**YOUR INSTRUCTIONS**.
Could you print all the entries exactly?

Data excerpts
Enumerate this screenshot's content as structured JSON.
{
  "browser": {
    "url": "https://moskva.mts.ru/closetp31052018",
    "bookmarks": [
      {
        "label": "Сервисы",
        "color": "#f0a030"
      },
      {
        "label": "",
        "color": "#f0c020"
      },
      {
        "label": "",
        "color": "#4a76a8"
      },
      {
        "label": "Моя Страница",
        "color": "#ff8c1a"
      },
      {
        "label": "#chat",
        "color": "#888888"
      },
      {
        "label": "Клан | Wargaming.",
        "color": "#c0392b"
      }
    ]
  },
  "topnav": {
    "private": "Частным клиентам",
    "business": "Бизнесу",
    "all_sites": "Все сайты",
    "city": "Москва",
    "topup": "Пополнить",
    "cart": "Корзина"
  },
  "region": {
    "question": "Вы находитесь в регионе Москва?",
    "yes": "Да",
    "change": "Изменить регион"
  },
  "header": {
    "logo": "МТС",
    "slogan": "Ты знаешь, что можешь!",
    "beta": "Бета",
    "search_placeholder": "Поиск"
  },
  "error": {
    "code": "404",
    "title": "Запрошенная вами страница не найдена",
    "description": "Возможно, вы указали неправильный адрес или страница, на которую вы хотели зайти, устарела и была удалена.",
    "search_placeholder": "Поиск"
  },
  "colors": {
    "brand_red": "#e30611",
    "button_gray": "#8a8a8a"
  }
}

**ANSWER FOR THE TASK**.
Enumerate this screenshot's content as structured JSON.
{
  "browser": {
    "url": "https://moskva.mts.ru/closetp31052018",
    "bookmarks": [
      {
        "label": "Сервисы",
        "color": "#f0a030"
      },
      {
        "label": "",
        "color": "#f0c020"
      },
      {
        "label": "",
        "color": "#4a76a8"
      },
      {
        "label": "Моя Страница",
        "color": "#ff8c1a"
      },
      {
        "label": "#chat",
        "color": "#888888"
      },
      {
        "label": "Клан | Wargaming.",
        "color": "#c0392b"
      }
    ]
  },
  "topnav": {
    "private": "Частным клиентам",
    "business": "Бизнесу",
    "all_sites": "Все сайты",
    "city": "Москва",
    "topup": "Пополнить",
    "cart": "Корзина"
  },
  "region": {
    "question": "Вы находитесь в регионе Москва?",
    "yes": "Да",
    "change": "Изменить регион"
  },
  "header": {
    "logo": "МТС",
    "slogan": "Ты знаешь, что можешь!",
    "beta": "Бета",
    "search_placeholder": "Поиск"
  },
  "error": {
    "code": "404",
    "title": "Запрошенная вами страница не найдена",
    "description": "Возможно, вы указали неправильный адрес или страница, на которую вы хотели зайти, устарела и была удалена.",
    "search_placeholder": "Поиск"
  },
  "colors": {
    "brand_red": "#e30611",
    "button_gray": "#8a8a8a"
  }
}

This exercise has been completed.